Set task » Each line of the listing that contains the word "fraction" is to be copied.

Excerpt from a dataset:
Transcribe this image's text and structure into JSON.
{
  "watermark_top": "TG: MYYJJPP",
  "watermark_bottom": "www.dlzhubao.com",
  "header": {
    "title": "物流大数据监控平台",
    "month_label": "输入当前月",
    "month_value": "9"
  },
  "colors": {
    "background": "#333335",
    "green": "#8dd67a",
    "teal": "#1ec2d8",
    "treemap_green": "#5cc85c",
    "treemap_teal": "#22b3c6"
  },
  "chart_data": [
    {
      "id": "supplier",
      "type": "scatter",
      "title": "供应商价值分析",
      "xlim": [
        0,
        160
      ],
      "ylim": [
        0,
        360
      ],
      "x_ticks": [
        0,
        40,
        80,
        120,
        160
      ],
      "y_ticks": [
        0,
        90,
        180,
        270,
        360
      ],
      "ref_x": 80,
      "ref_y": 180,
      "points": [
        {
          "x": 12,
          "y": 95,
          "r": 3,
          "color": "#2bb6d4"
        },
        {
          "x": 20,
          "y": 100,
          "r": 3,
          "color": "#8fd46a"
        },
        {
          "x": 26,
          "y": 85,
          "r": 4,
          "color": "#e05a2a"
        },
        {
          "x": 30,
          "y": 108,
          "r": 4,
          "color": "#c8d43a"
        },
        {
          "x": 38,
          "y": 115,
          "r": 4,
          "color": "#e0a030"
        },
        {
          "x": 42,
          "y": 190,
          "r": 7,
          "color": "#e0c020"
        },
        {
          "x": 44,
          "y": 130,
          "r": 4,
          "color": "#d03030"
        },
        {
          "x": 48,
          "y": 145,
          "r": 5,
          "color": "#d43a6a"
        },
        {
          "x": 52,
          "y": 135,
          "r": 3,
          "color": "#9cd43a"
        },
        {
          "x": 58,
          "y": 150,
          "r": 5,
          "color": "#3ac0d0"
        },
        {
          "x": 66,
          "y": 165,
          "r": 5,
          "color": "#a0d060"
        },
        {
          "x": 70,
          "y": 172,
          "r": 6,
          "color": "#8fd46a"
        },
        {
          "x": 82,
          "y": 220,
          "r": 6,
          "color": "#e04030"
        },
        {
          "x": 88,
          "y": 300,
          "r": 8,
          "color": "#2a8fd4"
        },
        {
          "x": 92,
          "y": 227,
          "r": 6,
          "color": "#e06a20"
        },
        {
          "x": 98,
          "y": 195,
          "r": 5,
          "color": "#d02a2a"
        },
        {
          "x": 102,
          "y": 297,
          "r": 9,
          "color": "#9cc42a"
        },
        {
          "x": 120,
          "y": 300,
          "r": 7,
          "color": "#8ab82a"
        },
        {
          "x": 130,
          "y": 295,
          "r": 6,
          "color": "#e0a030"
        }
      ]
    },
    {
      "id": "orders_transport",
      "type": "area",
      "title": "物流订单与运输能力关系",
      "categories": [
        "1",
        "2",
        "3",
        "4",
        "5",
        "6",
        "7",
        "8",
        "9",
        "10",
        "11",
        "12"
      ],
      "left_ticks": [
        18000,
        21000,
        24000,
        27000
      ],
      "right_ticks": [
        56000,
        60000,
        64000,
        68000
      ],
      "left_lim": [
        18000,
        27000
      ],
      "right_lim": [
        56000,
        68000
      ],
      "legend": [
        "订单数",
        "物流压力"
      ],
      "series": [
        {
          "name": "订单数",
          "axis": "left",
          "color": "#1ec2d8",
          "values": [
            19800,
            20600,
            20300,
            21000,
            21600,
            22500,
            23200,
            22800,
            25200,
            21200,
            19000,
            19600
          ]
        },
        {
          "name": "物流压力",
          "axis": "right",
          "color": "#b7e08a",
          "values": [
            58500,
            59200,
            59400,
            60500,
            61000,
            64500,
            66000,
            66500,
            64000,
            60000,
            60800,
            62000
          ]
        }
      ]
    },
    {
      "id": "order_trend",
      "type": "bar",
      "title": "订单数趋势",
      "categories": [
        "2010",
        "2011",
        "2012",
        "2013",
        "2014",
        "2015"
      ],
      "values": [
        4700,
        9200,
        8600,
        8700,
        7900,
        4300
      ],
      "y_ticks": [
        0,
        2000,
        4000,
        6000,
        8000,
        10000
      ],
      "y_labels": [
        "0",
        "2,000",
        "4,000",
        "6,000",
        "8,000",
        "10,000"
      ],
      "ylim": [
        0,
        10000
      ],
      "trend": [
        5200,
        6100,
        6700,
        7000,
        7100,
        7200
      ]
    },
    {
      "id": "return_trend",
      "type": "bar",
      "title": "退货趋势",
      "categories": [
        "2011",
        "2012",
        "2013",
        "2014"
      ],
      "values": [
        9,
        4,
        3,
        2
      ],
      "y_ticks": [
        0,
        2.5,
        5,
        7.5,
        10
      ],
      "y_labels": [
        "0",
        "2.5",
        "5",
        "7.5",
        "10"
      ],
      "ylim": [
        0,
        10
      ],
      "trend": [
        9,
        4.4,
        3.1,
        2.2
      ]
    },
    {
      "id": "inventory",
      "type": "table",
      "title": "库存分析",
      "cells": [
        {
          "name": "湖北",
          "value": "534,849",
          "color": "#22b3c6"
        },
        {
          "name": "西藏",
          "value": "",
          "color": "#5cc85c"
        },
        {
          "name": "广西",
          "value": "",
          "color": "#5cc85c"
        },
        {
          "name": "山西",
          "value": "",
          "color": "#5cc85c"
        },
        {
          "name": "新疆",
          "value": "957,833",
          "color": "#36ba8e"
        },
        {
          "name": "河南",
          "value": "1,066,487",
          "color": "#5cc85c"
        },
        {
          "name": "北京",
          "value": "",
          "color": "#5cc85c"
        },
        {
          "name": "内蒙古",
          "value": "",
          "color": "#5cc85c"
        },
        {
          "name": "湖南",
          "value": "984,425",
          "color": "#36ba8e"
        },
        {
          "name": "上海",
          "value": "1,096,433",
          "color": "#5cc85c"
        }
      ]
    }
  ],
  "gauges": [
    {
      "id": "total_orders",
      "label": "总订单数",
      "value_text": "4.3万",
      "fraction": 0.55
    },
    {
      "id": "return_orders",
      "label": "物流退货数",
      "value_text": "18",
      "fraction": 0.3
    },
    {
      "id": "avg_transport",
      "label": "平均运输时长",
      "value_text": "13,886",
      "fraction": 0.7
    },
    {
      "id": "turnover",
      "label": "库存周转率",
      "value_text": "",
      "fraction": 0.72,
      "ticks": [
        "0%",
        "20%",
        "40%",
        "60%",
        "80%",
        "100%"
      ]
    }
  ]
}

Task result »
      "fraction": 0.55
      "fraction": 0.3
      "fraction": 0.7
      "fraction": 0.72,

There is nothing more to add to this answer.